_GIVEN EXERCISE_
Identify the lines bearing the string "Pareto" and gather them.
___ AVAILABLE RECORDS
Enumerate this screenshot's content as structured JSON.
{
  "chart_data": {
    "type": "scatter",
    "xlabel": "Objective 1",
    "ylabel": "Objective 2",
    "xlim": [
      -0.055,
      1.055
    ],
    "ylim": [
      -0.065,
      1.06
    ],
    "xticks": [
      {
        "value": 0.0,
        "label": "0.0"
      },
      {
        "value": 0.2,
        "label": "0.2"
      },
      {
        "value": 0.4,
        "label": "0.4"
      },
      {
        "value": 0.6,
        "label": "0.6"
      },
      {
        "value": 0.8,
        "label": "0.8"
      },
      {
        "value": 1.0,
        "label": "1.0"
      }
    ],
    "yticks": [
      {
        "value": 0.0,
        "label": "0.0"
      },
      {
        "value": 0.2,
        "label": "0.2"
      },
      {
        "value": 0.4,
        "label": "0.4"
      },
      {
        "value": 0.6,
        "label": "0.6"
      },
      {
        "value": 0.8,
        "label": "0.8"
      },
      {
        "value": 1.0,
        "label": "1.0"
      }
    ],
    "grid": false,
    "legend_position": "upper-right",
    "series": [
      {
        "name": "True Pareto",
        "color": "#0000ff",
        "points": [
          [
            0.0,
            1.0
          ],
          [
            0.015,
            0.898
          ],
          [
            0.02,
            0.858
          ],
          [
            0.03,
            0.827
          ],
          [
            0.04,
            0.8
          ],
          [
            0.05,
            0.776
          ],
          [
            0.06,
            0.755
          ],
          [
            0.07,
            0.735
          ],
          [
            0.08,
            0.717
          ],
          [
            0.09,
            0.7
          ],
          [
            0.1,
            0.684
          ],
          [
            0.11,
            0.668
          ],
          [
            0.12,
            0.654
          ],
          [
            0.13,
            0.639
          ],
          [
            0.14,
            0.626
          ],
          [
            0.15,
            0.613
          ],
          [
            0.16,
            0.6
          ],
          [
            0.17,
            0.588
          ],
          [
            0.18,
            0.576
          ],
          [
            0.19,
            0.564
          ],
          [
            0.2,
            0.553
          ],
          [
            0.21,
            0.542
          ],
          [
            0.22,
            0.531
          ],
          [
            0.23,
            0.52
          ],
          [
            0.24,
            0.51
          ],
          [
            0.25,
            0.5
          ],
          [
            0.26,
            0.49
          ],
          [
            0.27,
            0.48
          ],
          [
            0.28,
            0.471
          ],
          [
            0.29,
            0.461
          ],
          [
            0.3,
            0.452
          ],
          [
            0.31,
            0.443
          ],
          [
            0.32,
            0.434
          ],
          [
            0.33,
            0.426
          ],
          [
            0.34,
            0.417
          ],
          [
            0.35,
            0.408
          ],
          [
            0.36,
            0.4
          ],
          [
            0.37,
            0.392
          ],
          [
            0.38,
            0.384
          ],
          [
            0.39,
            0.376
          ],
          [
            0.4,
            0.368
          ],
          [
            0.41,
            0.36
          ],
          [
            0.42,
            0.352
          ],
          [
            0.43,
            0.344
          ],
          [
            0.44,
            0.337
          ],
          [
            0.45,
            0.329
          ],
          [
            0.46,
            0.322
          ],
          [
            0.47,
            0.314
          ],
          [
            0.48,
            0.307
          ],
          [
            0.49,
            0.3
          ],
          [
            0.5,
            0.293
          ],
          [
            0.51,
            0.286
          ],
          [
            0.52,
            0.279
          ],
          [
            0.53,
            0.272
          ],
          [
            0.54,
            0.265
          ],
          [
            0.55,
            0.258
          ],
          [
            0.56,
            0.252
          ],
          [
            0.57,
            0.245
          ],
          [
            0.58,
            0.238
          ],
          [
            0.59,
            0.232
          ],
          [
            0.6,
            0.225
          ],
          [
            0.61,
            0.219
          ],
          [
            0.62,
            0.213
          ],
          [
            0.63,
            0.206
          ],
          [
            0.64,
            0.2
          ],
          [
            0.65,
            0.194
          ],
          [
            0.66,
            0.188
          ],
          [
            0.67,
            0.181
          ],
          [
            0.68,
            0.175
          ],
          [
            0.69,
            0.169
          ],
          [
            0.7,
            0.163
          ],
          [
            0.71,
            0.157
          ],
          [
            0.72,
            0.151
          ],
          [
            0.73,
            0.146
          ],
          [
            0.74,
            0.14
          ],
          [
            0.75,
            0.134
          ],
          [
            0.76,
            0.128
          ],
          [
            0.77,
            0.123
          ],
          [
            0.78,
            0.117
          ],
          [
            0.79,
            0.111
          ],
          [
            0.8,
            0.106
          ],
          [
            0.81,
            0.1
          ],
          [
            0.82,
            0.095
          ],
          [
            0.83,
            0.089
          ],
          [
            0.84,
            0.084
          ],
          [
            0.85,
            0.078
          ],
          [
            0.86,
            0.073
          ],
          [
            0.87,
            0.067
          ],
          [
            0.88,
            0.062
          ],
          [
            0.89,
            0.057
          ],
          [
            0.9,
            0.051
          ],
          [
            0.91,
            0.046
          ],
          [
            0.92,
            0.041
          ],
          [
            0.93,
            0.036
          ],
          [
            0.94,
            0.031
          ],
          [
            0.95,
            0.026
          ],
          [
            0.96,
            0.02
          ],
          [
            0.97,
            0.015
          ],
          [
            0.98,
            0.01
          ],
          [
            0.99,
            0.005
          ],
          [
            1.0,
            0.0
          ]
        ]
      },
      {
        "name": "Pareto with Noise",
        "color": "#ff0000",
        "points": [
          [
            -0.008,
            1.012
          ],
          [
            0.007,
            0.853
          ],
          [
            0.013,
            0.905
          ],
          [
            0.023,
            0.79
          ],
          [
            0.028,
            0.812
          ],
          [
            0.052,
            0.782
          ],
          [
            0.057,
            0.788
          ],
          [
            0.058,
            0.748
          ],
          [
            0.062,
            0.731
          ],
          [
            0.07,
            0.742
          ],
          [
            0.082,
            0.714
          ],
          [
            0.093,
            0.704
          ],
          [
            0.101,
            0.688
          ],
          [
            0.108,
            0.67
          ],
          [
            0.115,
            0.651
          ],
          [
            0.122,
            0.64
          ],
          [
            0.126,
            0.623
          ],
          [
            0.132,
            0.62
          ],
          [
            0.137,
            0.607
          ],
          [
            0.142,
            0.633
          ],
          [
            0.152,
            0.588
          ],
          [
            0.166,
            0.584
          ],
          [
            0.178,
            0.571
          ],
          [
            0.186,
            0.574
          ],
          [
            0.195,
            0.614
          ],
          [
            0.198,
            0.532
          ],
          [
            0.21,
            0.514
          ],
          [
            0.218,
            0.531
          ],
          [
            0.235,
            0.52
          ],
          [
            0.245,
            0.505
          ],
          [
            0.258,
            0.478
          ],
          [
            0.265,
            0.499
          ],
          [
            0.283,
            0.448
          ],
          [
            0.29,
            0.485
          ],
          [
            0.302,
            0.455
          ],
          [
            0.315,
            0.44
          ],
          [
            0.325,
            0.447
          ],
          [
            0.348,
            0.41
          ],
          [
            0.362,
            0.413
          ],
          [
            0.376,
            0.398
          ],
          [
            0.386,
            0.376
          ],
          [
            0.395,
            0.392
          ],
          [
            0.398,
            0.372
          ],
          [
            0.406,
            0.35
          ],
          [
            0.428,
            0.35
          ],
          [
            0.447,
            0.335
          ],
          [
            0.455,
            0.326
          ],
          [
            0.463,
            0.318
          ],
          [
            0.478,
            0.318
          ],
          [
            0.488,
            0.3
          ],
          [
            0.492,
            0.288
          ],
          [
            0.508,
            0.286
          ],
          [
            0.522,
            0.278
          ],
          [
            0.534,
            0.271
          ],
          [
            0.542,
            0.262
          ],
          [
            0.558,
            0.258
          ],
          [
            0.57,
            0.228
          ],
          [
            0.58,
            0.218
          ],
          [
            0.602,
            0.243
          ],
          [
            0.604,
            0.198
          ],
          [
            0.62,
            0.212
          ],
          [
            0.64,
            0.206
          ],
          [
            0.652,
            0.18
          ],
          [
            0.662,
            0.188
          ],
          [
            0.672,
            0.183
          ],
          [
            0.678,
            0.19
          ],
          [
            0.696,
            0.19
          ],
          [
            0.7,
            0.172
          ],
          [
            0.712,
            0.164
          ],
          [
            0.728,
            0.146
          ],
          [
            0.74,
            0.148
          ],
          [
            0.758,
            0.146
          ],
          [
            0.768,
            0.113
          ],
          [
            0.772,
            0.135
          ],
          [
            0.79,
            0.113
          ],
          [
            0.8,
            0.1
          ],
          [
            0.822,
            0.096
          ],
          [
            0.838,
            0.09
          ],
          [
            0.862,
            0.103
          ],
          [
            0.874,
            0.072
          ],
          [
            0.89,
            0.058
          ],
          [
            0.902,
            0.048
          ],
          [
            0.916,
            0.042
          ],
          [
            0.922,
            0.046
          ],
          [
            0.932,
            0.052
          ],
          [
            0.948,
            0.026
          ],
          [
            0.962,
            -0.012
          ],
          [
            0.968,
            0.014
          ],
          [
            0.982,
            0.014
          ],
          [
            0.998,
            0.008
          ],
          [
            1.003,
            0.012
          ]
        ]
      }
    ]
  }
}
______
_ANSWER BELOW_
        "name": "True Pareto",
        "name": "Pareto with Noise",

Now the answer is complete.